*** Opening of Dataset content ***

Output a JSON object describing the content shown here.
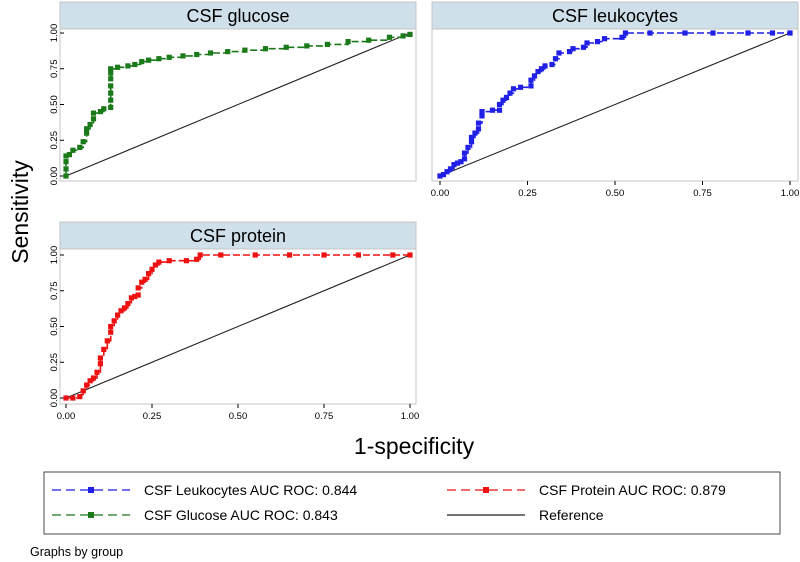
{
  "chart_data": [
    {
      "type": "line",
      "title": "CSF glucose",
      "xlim": [
        0,
        1
      ],
      "ylim": [
        0,
        1
      ],
      "xticks": [],
      "yticks": [
        "0.00",
        "0.25",
        "0.50",
        "0.75",
        "1.00"
      ],
      "series": [
        {
          "name": "CSF Glucose AUC ROC: 0.843",
          "color": "#1a7a1a",
          "points": [
            [
              0,
              0
            ],
            [
              0,
              0.05
            ],
            [
              0,
              0.1
            ],
            [
              0,
              0.14
            ],
            [
              0.01,
              0.15
            ],
            [
              0.02,
              0.18
            ],
            [
              0.04,
              0.2
            ],
            [
              0.05,
              0.24
            ],
            [
              0.06,
              0.3
            ],
            [
              0.06,
              0.33
            ],
            [
              0.07,
              0.36
            ],
            [
              0.08,
              0.4
            ],
            [
              0.08,
              0.44
            ],
            [
              0.1,
              0.45
            ],
            [
              0.11,
              0.47
            ],
            [
              0.13,
              0.48
            ],
            [
              0.13,
              0.53
            ],
            [
              0.13,
              0.58
            ],
            [
              0.13,
              0.63
            ],
            [
              0.13,
              0.68
            ],
            [
              0.13,
              0.72
            ],
            [
              0.13,
              0.75
            ],
            [
              0.15,
              0.76
            ],
            [
              0.18,
              0.77
            ],
            [
              0.2,
              0.78
            ],
            [
              0.22,
              0.8
            ],
            [
              0.24,
              0.81
            ],
            [
              0.27,
              0.82
            ],
            [
              0.3,
              0.83
            ],
            [
              0.34,
              0.84
            ],
            [
              0.38,
              0.85
            ],
            [
              0.42,
              0.86
            ],
            [
              0.47,
              0.87
            ],
            [
              0.52,
              0.88
            ],
            [
              0.58,
              0.89
            ],
            [
              0.64,
              0.9
            ],
            [
              0.7,
              0.91
            ],
            [
              0.76,
              0.92
            ],
            [
              0.82,
              0.94
            ],
            [
              0.88,
              0.95
            ],
            [
              0.94,
              0.97
            ],
            [
              0.98,
              0.98
            ],
            [
              1,
              0.99
            ]
          ]
        }
      ],
      "reference": [
        [
          0,
          0
        ],
        [
          1,
          1
        ]
      ]
    },
    {
      "type": "line",
      "title": "CSF leukocytes",
      "xlim": [
        0,
        1
      ],
      "ylim": [
        0,
        1
      ],
      "xticks": [
        "0.00",
        "0.25",
        "0.50",
        "0.75",
        "1.00"
      ],
      "yticks": [],
      "series": [
        {
          "name": "CSF Leukocytes AUC ROC: 0.844",
          "color": "#1f1fe6",
          "points": [
            [
              0,
              0
            ],
            [
              0.01,
              0.01
            ],
            [
              0.02,
              0.03
            ],
            [
              0.03,
              0.05
            ],
            [
              0.04,
              0.08
            ],
            [
              0.05,
              0.09
            ],
            [
              0.06,
              0.1
            ],
            [
              0.07,
              0.12
            ],
            [
              0.07,
              0.16
            ],
            [
              0.08,
              0.2
            ],
            [
              0.09,
              0.24
            ],
            [
              0.09,
              0.27
            ],
            [
              0.1,
              0.3
            ],
            [
              0.11,
              0.33
            ],
            [
              0.11,
              0.37
            ],
            [
              0.12,
              0.42
            ],
            [
              0.12,
              0.45
            ],
            [
              0.15,
              0.46
            ],
            [
              0.17,
              0.46
            ],
            [
              0.17,
              0.5
            ],
            [
              0.18,
              0.53
            ],
            [
              0.19,
              0.55
            ],
            [
              0.2,
              0.58
            ],
            [
              0.21,
              0.61
            ],
            [
              0.23,
              0.62
            ],
            [
              0.26,
              0.63
            ],
            [
              0.26,
              0.67
            ],
            [
              0.27,
              0.7
            ],
            [
              0.28,
              0.73
            ],
            [
              0.29,
              0.75
            ],
            [
              0.3,
              0.77
            ],
            [
              0.32,
              0.78
            ],
            [
              0.33,
              0.82
            ],
            [
              0.34,
              0.86
            ],
            [
              0.37,
              0.87
            ],
            [
              0.38,
              0.89
            ],
            [
              0.41,
              0.9
            ],
            [
              0.42,
              0.93
            ],
            [
              0.45,
              0.94
            ],
            [
              0.47,
              0.96
            ],
            [
              0.52,
              0.97
            ],
            [
              0.53,
              1.0
            ],
            [
              0.6,
              1.0
            ],
            [
              0.7,
              1.0
            ],
            [
              0.78,
              1.0
            ],
            [
              0.88,
              1.0
            ],
            [
              0.95,
              1.0
            ],
            [
              1,
              1.0
            ]
          ]
        }
      ],
      "reference": [
        [
          0,
          0
        ],
        [
          1,
          1
        ]
      ]
    },
    {
      "type": "line",
      "title": "CSF protein",
      "xlim": [
        0,
        1
      ],
      "ylim": [
        0,
        1
      ],
      "xticks": [
        "0.00",
        "0.25",
        "0.50",
        "0.75",
        "1.00"
      ],
      "yticks": [
        "0.00",
        "0.25",
        "0.50",
        "0.75",
        "1.00"
      ],
      "series": [
        {
          "name": "CSF Protein AUC ROC: 0.879",
          "color": "#ee1111",
          "points": [
            [
              0,
              0
            ],
            [
              0.02,
              0
            ],
            [
              0.04,
              0.01
            ],
            [
              0.05,
              0.05
            ],
            [
              0.06,
              0.09
            ],
            [
              0.07,
              0.12
            ],
            [
              0.08,
              0.14
            ],
            [
              0.09,
              0.18
            ],
            [
              0.1,
              0.24
            ],
            [
              0.1,
              0.28
            ],
            [
              0.11,
              0.34
            ],
            [
              0.12,
              0.4
            ],
            [
              0.13,
              0.46
            ],
            [
              0.13,
              0.5
            ],
            [
              0.14,
              0.54
            ],
            [
              0.15,
              0.58
            ],
            [
              0.16,
              0.61
            ],
            [
              0.17,
              0.63
            ],
            [
              0.18,
              0.66
            ],
            [
              0.19,
              0.7
            ],
            [
              0.2,
              0.71
            ],
            [
              0.21,
              0.72
            ],
            [
              0.21,
              0.77
            ],
            [
              0.22,
              0.81
            ],
            [
              0.23,
              0.83
            ],
            [
              0.24,
              0.87
            ],
            [
              0.25,
              0.9
            ],
            [
              0.26,
              0.93
            ],
            [
              0.27,
              0.95
            ],
            [
              0.3,
              0.96
            ],
            [
              0.35,
              0.96
            ],
            [
              0.38,
              0.97
            ],
            [
              0.39,
              1.0
            ],
            [
              0.45,
              1.0
            ],
            [
              0.55,
              1.0
            ],
            [
              0.65,
              1.0
            ],
            [
              0.75,
              1.0
            ],
            [
              0.85,
              1.0
            ],
            [
              0.95,
              1.0
            ],
            [
              1,
              1.0
            ]
          ]
        }
      ],
      "reference": [
        [
          0,
          0
        ],
        [
          1,
          1
        ]
      ]
    }
  ],
  "figure": {
    "ylabel": "Sensitivity",
    "xlabel": "1-specificity",
    "note": "Graphs by group"
  },
  "legend": {
    "items": [
      {
        "label": "CSF Leukocytes AUC ROC: 0.844",
        "color": "#1f1fe6",
        "style": "dashed-marker"
      },
      {
        "label": "CSF Protein AUC ROC: 0.879",
        "color": "#ee1111",
        "style": "dashed-marker"
      },
      {
        "label": "CSF Glucose AUC ROC: 0.843",
        "color": "#1a7a1a",
        "style": "dashed-marker"
      },
      {
        "label": "Reference",
        "color": "#000000",
        "style": "solid"
      }
    ]
  }
}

*** Close of Dataset content ***

### Work required
Set down the records above exactly, leaving out pictures.

### Solution for this exercise
Output a JSON object describing the content shown here.
{
  "chart_data": [
    {
      "type": "line",
      "title": "CSF glucose",
      "xlim": [
        0,
        1
      ],
      "ylim": [
        0,
        1
      ],
      "xticks": [],
      "yticks": [
        "0.00",
        "0.25",
        "0.50",
        "0.75",
        "1.00"
      ],
      "series": [
        {
          "name": "CSF Glucose AUC ROC: 0.843",
          "color": "#1a7a1a",
          "points": [
            [
              0,
              0
            ],
            [
              0,
              0.05
            ],
            [
              0,
              0.1
            ],
            [
              0,
              0.14
            ],
            [
              0.01,
              0.15
            ],
            [
              0.02,
              0.18
            ],
            [
              0.04,
              0.2
            ],
            [
              0.05,
              0.24
            ],
            [
              0.06,
              0.3
            ],
            [
              0.06,
              0.33
            ],
            [
              0.07,
              0.36
            ],
            [
              0.08,
              0.4
            ],
            [
              0.08,
              0.44
            ],
            [
              0.1,
              0.45
            ],
            [
              0.11,
              0.47
            ],
            [
              0.13,
              0.48
            ],
            [
              0.13,
              0.53
            ],
            [
              0.13,
              0.58
            ],
            [
              0.13,
              0.63
            ],
            [
              0.13,
              0.68
            ],
            [
              0.13,
              0.72
            ],
            [
              0.13,
              0.75
            ],
            [
              0.15,
              0.76
            ],
            [
              0.18,
              0.77
            ],
            [
              0.2,
              0.78
            ],
            [
              0.22,
              0.8
            ],
            [
              0.24,
              0.81
            ],
            [
              0.27,
              0.82
            ],
            [
              0.3,
              0.83
            ],
            [
              0.34,
              0.84
            ],
            [
              0.38,
              0.85
            ],
            [
              0.42,
              0.86
            ],
            [
              0.47,
              0.87
            ],
            [
              0.52,
              0.88
            ],
            [
              0.58,
              0.89
            ],
            [
              0.64,
              0.9
            ],
            [
              0.7,
              0.91
            ],
            [
              0.76,
              0.92
            ],
            [
              0.82,
              0.94
            ],
            [
              0.88,
              0.95
            ],
            [
              0.94,
              0.97
            ],
            [
              0.98,
              0.98
            ],
            [
              1,
              0.99
            ]
          ]
        }
      ],
      "reference": [
        [
          0,
          0
        ],
        [
          1,
          1
        ]
      ]
    },
    {
      "type": "line",
      "title": "CSF leukocytes",
      "xlim": [
        0,
        1
      ],
      "ylim": [
        0,
        1
      ],
      "xticks": [
        "0.00",
        "0.25",
        "0.50",
        "0.75",
        "1.00"
      ],
      "yticks": [],
      "series": [
        {
          "name": "CSF Leukocytes AUC ROC: 0.844",
          "color": "#1f1fe6",
          "points": [
            [
              0,
              0
            ],
            [
              0.01,
              0.01
            ],
            [
              0.02,
              0.03
            ],
            [
              0.03,
              0.05
            ],
            [
              0.04,
              0.08
            ],
            [
              0.05,
              0.09
            ],
            [
              0.06,
              0.1
            ],
            [
              0.07,
              0.12
            ],
            [
              0.07,
              0.16
            ],
            [
              0.08,
              0.2
            ],
            [
              0.09,
              0.24
            ],
            [
              0.09,
              0.27
            ],
            [
              0.1,
              0.3
            ],
            [
              0.11,
              0.33
            ],
            [
              0.11,
              0.37
            ],
            [
              0.12,
              0.42
            ],
            [
              0.12,
              0.45
            ],
            [
              0.15,
              0.46
            ],
            [
              0.17,
              0.46
            ],
            [
              0.17,
              0.5
            ],
            [
              0.18,
              0.53
            ],
            [
              0.19,
              0.55
            ],
            [
              0.2,
              0.58
            ],
            [
              0.21,
              0.61
            ],
            [
              0.23,
              0.62
            ],
            [
              0.26,
              0.63
            ],
            [
              0.26,
              0.67
            ],
            [
              0.27,
              0.7
            ],
            [
              0.28,
              0.73
            ],
            [
              0.29,
              0.75
            ],
            [
              0.3,
              0.77
            ],
            [
              0.32,
              0.78
            ],
            [
              0.33,
              0.82
            ],
            [
              0.34,
              0.86
            ],
            [
              0.37,
              0.87
            ],
            [
              0.38,
              0.89
            ],
            [
              0.41,
              0.9
            ],
            [
              0.42,
              0.93
            ],
            [
              0.45,
              0.94
            ],
            [
              0.47,
              0.96
            ],
            [
              0.52,
              0.97
            ],
            [
              0.53,
              1.0
            ],
            [
              0.6,
              1.0
            ],
            [
              0.7,
              1.0
            ],
            [
              0.78,
              1.0
            ],
            [
              0.88,
              1.0
            ],
            [
              0.95,
              1.0
            ],
            [
              1,
              1.0
            ]
          ]
        }
      ],
      "reference": [
        [
          0,
          0
        ],
        [
          1,
          1
        ]
      ]
    },
    {
      "type": "line",
      "title": "CSF protein",
      "xlim": [
        0,
        1
      ],
      "ylim": [
        0,
        1
      ],
      "xticks": [
        "0.00",
        "0.25",
        "0.50",
        "0.75",
        "1.00"
      ],
      "yticks": [
        "0.00",
        "0.25",
        "0.50",
        "0.75",
        "1.00"
      ],
      "series": [
        {
          "name": "CSF Protein AUC ROC: 0.879",
          "color": "#ee1111",
          "points": [
            [
              0,
              0
            ],
            [
              0.02,
              0
            ],
            [
              0.04,
              0.01
            ],
            [
              0.05,
              0.05
            ],
            [
              0.06,
              0.09
            ],
            [
              0.07,
              0.12
            ],
            [
              0.08,
              0.14
            ],
            [
              0.09,
              0.18
            ],
            [
              0.1,
              0.24
            ],
            [
              0.1,
              0.28
            ],
            [
              0.11,
              0.34
            ],
            [
              0.12,
              0.4
            ],
            [
              0.13,
              0.46
            ],
            [
              0.13,
              0.5
            ],
            [
              0.14,
              0.54
            ],
            [
              0.15,
              0.58
            ],
            [
              0.16,
              0.61
            ],
            [
              0.17,
              0.63
            ],
            [
              0.18,
              0.66
            ],
            [
              0.19,
              0.7
            ],
            [
              0.2,
              0.71
            ],
            [
              0.21,
              0.72
            ],
            [
              0.21,
              0.77
            ],
            [
              0.22,
              0.81
            ],
            [
              0.23,
              0.83
            ],
            [
              0.24,
              0.87
            ],
            [
              0.25,
              0.9
            ],
            [
              0.26,
              0.93
            ],
            [
              0.27,
              0.95
            ],
            [
              0.3,
              0.96
            ],
            [
              0.35,
              0.96
            ],
            [
              0.38,
              0.97
            ],
            [
              0.39,
              1.0
            ],
            [
              0.45,
              1.0
            ],
            [
              0.55,
              1.0
            ],
            [
              0.65,
              1.0
            ],
            [
              0.75,
              1.0
            ],
            [
              0.85,
              1.0
            ],
            [
              0.95,
              1.0
            ],
            [
              1,
              1.0
            ]
          ]
        }
      ],
      "reference": [
        [
          0,
          0
        ],
        [
          1,
          1
        ]
      ]
    }
  ],
  "figure": {
    "ylabel": "Sensitivity",
    "xlabel": "1-specificity",
    "note": "Graphs by group"
  },
  "legend": {
    "items": [
      {
        "label": "CSF Leukocytes AUC ROC: 0.844",
        "color": "#1f1fe6",
        "style": "dashed-marker"
      },
      {
        "label": "CSF Protein AUC ROC: 0.879",
        "color": "#ee1111",
        "style": "dashed-marker"
      },
      {
        "label": "CSF Glucose AUC ROC: 0.843",
        "color": "#1a7a1a",
        "style": "dashed-marker"
      },
      {
        "label": "Reference",
        "color": "#000000",
        "style": "solid"
      }
    ]
  }
}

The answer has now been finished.